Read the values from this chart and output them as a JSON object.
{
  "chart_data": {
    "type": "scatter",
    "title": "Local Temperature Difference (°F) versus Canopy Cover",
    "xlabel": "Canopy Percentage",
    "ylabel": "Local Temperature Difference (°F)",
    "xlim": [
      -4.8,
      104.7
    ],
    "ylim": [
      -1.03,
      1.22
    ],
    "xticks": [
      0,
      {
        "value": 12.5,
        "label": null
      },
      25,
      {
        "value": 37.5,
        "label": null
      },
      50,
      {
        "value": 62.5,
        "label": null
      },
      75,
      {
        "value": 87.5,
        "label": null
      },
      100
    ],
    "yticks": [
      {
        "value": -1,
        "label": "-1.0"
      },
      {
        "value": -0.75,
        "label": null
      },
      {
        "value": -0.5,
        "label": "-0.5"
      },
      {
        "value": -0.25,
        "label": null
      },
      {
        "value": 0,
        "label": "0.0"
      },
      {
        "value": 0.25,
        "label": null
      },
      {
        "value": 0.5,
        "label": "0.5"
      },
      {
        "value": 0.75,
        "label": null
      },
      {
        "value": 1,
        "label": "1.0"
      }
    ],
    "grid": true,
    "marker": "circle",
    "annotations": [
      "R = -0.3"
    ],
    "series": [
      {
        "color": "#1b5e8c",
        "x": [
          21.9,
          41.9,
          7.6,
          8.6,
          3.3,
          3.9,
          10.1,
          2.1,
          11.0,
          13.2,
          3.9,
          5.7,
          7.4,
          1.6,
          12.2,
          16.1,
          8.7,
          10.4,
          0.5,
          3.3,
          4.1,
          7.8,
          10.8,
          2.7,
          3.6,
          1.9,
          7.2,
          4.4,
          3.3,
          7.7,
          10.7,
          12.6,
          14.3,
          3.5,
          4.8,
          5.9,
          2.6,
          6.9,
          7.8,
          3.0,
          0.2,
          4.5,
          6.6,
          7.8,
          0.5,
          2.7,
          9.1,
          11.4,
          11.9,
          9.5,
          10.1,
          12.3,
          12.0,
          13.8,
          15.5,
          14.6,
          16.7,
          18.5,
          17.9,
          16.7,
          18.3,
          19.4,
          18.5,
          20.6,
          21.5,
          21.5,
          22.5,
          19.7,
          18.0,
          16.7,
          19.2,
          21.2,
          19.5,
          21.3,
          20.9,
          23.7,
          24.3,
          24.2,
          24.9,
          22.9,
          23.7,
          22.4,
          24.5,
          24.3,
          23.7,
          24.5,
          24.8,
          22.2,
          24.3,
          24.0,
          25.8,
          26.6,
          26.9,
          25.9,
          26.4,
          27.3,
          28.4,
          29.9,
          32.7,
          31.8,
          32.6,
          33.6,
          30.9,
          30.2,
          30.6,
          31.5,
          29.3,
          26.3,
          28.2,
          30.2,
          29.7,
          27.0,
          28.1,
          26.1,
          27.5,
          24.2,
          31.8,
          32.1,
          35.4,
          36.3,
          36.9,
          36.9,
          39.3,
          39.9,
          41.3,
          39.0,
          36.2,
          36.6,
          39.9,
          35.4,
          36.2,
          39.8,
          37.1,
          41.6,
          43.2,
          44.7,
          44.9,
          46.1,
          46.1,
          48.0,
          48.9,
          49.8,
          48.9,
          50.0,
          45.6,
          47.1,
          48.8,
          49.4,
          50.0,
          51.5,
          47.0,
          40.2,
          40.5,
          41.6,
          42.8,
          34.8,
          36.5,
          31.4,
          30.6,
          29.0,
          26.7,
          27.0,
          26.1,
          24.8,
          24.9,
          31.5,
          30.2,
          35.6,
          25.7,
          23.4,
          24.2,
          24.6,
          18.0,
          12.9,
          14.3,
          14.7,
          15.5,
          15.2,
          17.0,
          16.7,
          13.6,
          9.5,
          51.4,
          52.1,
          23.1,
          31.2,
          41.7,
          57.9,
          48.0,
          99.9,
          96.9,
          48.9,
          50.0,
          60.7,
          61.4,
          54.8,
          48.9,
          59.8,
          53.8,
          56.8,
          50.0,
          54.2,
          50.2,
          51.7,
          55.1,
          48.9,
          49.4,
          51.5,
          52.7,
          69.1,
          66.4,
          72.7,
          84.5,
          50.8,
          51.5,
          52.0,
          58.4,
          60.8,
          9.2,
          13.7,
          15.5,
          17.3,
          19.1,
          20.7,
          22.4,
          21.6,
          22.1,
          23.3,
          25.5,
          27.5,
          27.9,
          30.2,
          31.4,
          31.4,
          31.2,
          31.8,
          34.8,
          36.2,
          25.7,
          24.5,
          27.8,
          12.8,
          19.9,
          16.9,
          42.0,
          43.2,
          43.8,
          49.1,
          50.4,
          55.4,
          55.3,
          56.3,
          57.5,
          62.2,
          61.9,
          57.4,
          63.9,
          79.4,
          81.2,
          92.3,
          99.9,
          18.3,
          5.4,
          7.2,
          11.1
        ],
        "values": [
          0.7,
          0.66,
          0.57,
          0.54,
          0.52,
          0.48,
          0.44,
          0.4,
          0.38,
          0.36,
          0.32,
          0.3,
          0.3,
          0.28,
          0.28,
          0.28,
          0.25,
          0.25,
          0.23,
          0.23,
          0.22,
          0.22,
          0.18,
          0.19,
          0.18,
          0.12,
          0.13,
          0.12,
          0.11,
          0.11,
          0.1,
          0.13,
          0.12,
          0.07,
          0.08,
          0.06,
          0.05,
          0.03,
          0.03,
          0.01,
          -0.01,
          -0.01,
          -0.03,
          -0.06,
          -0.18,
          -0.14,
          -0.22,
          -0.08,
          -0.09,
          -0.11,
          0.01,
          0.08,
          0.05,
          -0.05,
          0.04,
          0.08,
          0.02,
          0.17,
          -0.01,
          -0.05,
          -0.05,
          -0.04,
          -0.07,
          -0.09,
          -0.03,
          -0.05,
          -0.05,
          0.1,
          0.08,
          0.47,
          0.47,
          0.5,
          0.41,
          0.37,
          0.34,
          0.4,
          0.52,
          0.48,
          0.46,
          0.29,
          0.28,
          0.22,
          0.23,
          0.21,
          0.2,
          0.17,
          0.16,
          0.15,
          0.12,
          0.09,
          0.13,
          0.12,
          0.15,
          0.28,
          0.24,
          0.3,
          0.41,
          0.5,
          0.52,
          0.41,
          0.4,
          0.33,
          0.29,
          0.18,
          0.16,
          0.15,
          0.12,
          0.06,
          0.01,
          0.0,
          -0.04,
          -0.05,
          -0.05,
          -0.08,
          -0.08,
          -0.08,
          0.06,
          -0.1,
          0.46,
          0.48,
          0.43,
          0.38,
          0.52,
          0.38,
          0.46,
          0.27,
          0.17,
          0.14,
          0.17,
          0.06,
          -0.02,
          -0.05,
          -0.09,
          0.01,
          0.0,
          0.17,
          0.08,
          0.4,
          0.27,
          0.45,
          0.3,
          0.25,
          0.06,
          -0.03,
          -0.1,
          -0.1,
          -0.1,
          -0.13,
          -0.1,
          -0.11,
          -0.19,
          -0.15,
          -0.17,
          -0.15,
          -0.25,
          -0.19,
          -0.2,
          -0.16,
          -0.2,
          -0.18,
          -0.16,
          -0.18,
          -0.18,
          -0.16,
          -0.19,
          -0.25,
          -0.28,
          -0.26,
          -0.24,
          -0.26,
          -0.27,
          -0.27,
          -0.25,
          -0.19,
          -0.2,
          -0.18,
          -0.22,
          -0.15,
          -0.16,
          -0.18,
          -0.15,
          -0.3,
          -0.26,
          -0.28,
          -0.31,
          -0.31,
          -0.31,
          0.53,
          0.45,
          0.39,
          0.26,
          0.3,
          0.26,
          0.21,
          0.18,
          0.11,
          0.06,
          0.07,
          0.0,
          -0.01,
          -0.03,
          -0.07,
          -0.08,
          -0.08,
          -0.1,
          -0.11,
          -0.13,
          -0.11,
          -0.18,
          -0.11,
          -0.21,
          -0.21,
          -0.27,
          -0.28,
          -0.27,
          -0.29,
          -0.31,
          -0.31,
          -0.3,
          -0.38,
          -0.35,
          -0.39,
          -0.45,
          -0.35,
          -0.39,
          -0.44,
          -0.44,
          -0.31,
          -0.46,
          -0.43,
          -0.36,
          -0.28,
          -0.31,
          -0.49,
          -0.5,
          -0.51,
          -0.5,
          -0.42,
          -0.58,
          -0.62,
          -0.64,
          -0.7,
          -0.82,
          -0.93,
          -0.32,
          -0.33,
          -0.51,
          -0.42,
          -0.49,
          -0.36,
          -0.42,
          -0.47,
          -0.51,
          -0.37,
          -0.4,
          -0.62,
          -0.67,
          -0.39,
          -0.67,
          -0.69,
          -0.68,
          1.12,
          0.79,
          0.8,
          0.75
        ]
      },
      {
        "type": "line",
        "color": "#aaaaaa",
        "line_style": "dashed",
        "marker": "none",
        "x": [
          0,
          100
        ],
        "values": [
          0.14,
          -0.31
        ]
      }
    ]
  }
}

------------------------------------------------

» Work to do
Determine how many lines contain the word "Canopy" and reply with that number alone.

» Output
2